Directions for this task: Reproduce word for word the lines below, from the line with "List each element" up to and including the line with "button[interactable]: Отключить напоминания". Leave the pictures out of your answer.

Data entries:
-- START --

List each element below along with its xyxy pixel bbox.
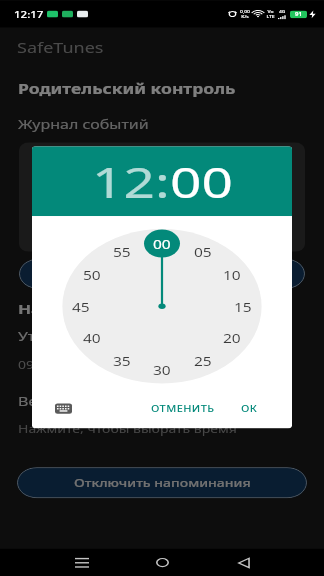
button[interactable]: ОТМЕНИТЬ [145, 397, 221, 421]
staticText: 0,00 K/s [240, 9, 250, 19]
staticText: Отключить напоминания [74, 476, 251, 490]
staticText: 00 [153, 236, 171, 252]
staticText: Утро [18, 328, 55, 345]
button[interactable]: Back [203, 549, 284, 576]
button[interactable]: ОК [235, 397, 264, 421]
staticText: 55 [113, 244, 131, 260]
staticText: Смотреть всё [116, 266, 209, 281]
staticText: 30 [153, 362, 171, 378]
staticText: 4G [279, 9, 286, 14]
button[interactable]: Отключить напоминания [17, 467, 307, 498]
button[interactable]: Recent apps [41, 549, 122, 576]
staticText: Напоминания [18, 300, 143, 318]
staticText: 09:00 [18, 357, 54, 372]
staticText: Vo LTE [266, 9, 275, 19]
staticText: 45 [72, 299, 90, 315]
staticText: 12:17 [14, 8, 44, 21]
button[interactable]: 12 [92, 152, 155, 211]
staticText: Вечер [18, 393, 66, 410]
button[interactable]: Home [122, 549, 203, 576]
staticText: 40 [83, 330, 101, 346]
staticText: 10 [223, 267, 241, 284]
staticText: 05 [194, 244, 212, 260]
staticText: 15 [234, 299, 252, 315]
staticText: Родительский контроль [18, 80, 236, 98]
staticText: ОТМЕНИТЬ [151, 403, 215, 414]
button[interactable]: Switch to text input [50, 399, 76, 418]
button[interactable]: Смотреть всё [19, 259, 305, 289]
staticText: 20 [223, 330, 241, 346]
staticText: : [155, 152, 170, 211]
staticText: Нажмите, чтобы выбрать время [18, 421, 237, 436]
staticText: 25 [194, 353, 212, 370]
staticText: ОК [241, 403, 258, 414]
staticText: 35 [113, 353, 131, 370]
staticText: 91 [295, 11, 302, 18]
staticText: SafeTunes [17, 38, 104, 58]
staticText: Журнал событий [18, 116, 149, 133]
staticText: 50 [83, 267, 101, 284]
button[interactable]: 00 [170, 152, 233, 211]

-- END --
-- START --

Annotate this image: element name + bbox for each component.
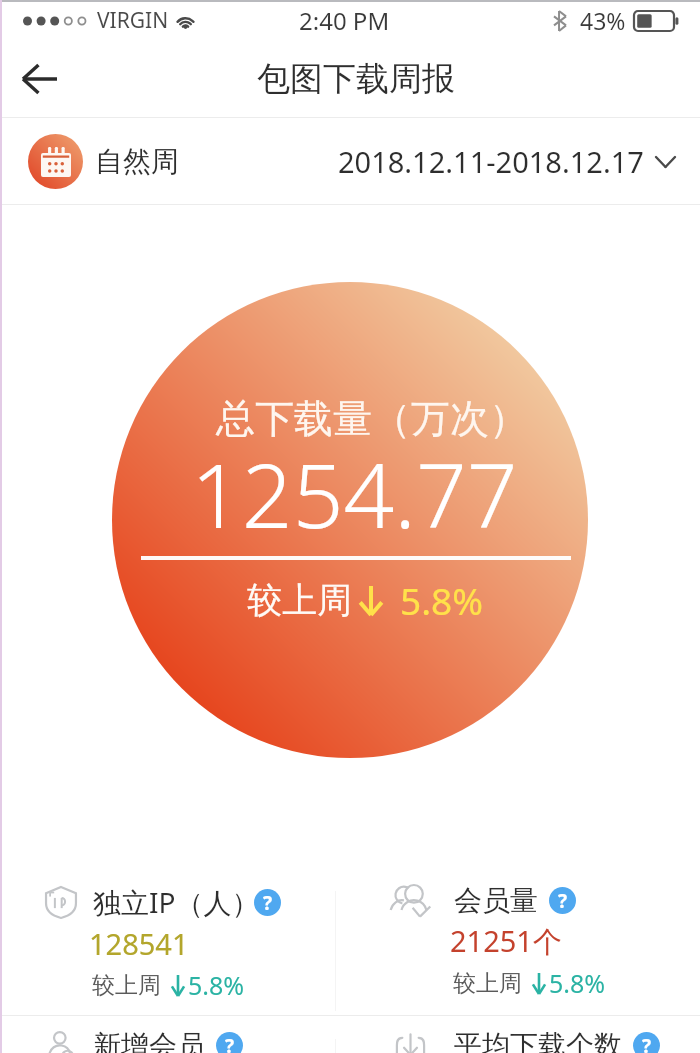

-- END --

Response to this task:
List each element below along with its xyxy pixel bbox.
button[interactable]: ОТМЕНИТЬ [145, 397, 221, 421]
staticText: 0,00 K/s [240, 9, 250, 19]
staticText: Отключить напоминания [74, 476, 251, 490]
staticText: 00 [153, 236, 171, 252]
staticText: Утро [18, 328, 55, 345]
button[interactable]: Back [203, 549, 284, 576]
button[interactable]: ОК [235, 397, 264, 421]
staticText: 55 [113, 244, 131, 260]
staticText: Смотреть всё [116, 266, 209, 281]
staticText: 30 [153, 362, 171, 378]
staticText: 4G [279, 9, 286, 14]
button[interactable]: Отключить напоминания [17, 467, 307, 498]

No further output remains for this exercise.